#### [Work instructions]
Print the data exactly as it is given, please.

#### [Records from a data collection]
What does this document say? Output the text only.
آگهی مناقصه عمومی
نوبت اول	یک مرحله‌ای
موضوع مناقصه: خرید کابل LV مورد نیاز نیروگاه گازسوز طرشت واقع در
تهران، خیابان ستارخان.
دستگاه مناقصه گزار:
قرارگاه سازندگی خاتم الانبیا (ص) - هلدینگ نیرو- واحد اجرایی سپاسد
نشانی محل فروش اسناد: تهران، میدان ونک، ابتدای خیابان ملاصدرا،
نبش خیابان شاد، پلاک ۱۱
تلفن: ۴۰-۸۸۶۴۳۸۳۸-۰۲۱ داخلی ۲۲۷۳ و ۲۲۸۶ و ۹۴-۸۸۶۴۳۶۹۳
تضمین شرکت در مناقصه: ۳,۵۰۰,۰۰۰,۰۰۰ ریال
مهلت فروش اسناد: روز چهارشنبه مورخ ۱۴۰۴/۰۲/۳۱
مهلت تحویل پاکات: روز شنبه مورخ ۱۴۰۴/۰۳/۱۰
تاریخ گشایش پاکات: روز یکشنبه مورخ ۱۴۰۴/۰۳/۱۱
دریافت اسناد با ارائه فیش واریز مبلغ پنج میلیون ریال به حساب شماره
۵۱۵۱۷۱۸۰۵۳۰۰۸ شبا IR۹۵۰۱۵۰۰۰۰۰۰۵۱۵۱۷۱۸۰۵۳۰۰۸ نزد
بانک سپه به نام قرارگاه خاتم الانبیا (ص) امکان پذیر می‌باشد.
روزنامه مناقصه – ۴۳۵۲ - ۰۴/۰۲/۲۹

#### [Task response]
What does this document say? Output the text only.
آگهی مناقصه عمومی
نوبت اول	یک مرحله‌ای
موضوع مناقصه: خرید کابل LV مورد نیاز نیروگاه گازسوز طرشت واقع در
تهران، خیابان ستارخان.
دستگاه مناقصه گزار:
قرارگاه سازندگی خاتم الانبیا (ص) - هلدینگ نیرو- واحد اجرایی سپاسد
نشانی محل فروش اسناد: تهران، میدان ونک، ابتدای خیابان ملاصدرا،
نبش خیابان شاد، پلاک ۱۱
تلفن: ۴۰-۸۸۶۴۳۸۳۸-۰۲۱ داخلی ۲۲۷۳ و ۲۲۸۶ و ۹۴-۸۸۶۴۳۶۹۳
تضمین شرکت در مناقصه: ۳,۵۰۰,۰۰۰,۰۰۰ ریال
مهلت فروش اسناد: روز چهارشنبه مورخ ۱۴۰۴/۰۲/۳۱
مهلت تحویل پاکات: روز شنبه مورخ ۱۴۰۴/۰۳/۱۰
تاریخ گشایش پاکات: روز یکشنبه مورخ ۱۴۰۴/۰۳/۱۱
دریافت اسناد با ارائه فیش واریز مبلغ پنج میلیون ریال به حساب شماره
۵۱۵۱۷۱۸۰۵۳۰۰۸ شبا IR۹۵۰۱۵۰۰۰۰۰۰۵۱۵۱۷۱۸۰۵۳۰۰۸ نزد
بانک سپه به نام قرارگاه خاتم الانبیا (ص) امکان پذیر می‌باشد.
روزنامه مناقصه – ۴۳۵۲ - ۰۴/۰۲/۲۹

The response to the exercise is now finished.